#### [Document excerpt]
7. John Duns Scotus and the Role of Concepts
One of the issues that Aquinas touched on but did not settle was that of the number of rationes an analogical term was associated with. This issue stems from Aristotle’s Categories. As translated by Boethius, Aristotle introduced the distinction between univocal and equivocal terms by claiming that whereas univocal terms were subordinated to one substantiae ratio, equivocal terms were subordinated to more than one substantiae ratio. The word ‘ratio’ here is capable of various interpretations, including ‘definition or description’, ‘analysis’, or ‘concept’, but by the early fourteenth century logicians and theologians came to agree that the appropriate interpretation was ‘concept’. The second threefold division of analogy given above suggests the importance of a focus on concepts; and the question of how many concepts an analogical term was subordinated to came to be central. The nominalists held that so-called analogical terms were either metaphorical or were straightforwardly equivocal terms subordinated to two distinct concepts, but the Thomists were split. Analogical terms could be viewed as subordinated to an ordered cluster of concepts (possibly but not necessarily described as a disjunction of concepts); or they could be subordinated to a single concept which represents in a prior and a posterior manner (per prius et posterius).
The issue was considerably complicated by the influence of John Duns Scotus. In his early logical commentaries, Scotus had argued that it was impossible to have two concepts that were related in a prior and posterior way, just as it was impossible to have a single concept that captured such a relationship. As a result, ‘being’ was a chance equivocal, and metaphor, which was a matter of linguistic usage, replaced semantic analogy. However, Scotus did believe in metaphysical analogy, whereby God and creatures, substances and accidents were related in a prior and posterior way, and in his later theological works he argued that without a unified concept of being neither metaphysics nor theology would be possible. Accordingly, he replaced the claim that ‘being’ was a chance equivocal with the claim that it was univocal. In order to support this claim, he rejected the common doctrine that for a term to be univocal it had to be a strictly categorial term, picking out some natural kind or other. He argued that it was sufficient for univocity that contradiction would arise when the term was affirmed and denied of the same thing. He then argued that ‘being’ (ens) was a univocal term subordinated to a single univocal concept.

#### [Data extracts]
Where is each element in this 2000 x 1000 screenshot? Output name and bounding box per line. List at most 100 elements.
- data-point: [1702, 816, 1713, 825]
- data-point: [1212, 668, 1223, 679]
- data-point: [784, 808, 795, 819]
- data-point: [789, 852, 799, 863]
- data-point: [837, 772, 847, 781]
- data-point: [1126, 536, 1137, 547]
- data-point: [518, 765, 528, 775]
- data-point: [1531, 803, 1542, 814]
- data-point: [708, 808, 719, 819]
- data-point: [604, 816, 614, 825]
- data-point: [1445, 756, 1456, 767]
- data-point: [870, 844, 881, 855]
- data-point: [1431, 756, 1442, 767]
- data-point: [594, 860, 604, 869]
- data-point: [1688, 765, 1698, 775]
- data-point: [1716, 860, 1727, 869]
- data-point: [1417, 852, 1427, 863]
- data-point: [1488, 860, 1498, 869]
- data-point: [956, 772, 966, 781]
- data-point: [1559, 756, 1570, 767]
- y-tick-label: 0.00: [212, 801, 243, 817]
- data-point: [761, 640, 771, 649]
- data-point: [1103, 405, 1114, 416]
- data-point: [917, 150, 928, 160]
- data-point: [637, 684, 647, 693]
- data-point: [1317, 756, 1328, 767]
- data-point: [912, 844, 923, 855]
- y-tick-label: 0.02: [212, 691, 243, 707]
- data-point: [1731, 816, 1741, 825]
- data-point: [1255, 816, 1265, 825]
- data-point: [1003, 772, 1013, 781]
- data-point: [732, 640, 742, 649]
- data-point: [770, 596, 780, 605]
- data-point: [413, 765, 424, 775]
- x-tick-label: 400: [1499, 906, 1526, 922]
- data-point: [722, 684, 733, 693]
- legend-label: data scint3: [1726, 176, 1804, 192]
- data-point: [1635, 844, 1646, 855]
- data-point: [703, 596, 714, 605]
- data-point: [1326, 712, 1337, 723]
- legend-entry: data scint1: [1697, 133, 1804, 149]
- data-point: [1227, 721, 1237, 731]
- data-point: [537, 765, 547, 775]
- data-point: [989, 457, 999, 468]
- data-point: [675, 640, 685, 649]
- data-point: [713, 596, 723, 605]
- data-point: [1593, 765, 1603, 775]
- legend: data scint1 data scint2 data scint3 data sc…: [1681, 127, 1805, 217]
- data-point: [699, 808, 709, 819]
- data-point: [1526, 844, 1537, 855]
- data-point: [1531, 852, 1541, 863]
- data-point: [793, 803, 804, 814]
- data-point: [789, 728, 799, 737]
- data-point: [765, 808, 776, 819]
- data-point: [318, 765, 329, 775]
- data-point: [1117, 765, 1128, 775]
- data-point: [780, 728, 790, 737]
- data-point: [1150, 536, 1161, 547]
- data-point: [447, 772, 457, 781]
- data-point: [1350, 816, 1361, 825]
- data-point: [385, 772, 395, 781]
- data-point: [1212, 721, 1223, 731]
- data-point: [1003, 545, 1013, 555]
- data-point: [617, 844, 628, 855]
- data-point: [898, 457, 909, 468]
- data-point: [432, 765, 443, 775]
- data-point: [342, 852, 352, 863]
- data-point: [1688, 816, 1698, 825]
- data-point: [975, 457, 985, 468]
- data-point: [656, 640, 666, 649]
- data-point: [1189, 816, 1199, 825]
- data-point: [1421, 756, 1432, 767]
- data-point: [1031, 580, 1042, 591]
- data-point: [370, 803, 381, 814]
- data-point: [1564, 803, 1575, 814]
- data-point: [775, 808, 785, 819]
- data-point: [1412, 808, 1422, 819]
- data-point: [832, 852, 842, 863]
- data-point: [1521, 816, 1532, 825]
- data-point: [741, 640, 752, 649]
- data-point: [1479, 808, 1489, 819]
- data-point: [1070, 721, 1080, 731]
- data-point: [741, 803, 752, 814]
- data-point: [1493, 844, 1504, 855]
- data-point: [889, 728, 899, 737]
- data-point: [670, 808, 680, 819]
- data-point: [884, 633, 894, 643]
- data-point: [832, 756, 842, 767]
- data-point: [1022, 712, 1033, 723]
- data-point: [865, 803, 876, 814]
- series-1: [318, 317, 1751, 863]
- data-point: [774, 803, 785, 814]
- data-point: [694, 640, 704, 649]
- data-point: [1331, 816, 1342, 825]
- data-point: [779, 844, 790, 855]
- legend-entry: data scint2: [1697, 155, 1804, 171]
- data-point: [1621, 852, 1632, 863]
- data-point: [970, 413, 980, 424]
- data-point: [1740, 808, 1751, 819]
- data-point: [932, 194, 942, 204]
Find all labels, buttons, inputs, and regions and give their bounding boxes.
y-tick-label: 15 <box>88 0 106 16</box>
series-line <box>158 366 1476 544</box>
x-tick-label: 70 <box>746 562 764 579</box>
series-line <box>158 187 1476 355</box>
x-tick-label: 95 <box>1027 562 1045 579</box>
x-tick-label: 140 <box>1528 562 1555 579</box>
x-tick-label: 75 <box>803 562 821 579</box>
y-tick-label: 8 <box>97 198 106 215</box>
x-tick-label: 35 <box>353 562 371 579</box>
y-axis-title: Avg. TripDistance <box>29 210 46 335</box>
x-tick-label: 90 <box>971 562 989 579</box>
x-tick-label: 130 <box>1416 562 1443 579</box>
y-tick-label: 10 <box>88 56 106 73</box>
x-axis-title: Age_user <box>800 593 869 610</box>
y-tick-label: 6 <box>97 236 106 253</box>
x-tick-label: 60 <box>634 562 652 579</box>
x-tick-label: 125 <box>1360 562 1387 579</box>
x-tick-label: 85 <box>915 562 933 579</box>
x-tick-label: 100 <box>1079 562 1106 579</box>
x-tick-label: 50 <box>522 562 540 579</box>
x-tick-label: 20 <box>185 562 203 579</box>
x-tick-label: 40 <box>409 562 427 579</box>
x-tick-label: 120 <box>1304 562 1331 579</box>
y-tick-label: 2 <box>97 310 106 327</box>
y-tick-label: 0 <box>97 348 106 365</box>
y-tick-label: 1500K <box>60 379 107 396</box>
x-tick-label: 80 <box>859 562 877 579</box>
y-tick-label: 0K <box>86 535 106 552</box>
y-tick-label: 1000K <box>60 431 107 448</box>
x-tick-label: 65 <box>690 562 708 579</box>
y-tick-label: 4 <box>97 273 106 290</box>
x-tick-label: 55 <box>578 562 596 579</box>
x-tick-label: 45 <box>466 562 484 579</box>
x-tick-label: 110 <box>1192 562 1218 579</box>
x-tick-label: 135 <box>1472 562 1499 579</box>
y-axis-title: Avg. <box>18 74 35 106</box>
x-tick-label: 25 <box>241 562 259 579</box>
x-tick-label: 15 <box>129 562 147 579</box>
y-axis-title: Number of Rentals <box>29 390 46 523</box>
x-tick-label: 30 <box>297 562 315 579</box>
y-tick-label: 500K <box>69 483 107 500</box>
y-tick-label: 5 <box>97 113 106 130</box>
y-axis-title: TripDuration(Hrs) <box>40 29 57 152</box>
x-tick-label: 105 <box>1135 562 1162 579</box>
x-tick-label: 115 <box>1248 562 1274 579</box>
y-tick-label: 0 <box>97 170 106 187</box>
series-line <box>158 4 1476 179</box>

#### [Directions for this task]
Resume the passage on Duns Scotus and the role of concepts in medieval theories of analogy, starting right after its last sentence.

#### [Reply]
What one should make of the relationship between the single univocal concept of being and the being common to finite and infinite being (as substance and accidents) has proved to be a dividing point for the Scotist tradition. Dumont has described how even the earliest followers of Duns Scotus struggled to bring together the seemingly competing claims of Scotus himself that, on the one hand, (a) there is one univocal concept of being that is common to God and creatures, and, on the other hand, (b) God and creatures are entirely diverse realities with no real commonality. Different Scotists have emphasized one point or the other, with some Scotists taking the position that there is a real community in being between God and creatures in order to preserve the unity of the univocal concept of being, and other Scotists taking the position that the univocal concept of being is purely logical in order to preserve the real diversity between God and creatures. In developing these positions, Scotists distinguish between different orders or kinds of univocity and analogy, including between logical and metaphysical univocity and logical and metaphysical analogy. In the seventeenth century, the great Scotist philosopher Bartolmaeus Mastrius proposed that, in reality, being is analogous to God and creatures, but analogy is not a medium between equivocation and univocation. Instead, every analogy reduces logically to equivocation or to univocation. In the case of being as common to God and creatures, the analogy reduces to univocation. In recent scholarship, Cross has defended a similar interpretation of Scotus’s doctrine, affirming that the semantics of analogy reduce to or depend upon a more fundamental core of univocity.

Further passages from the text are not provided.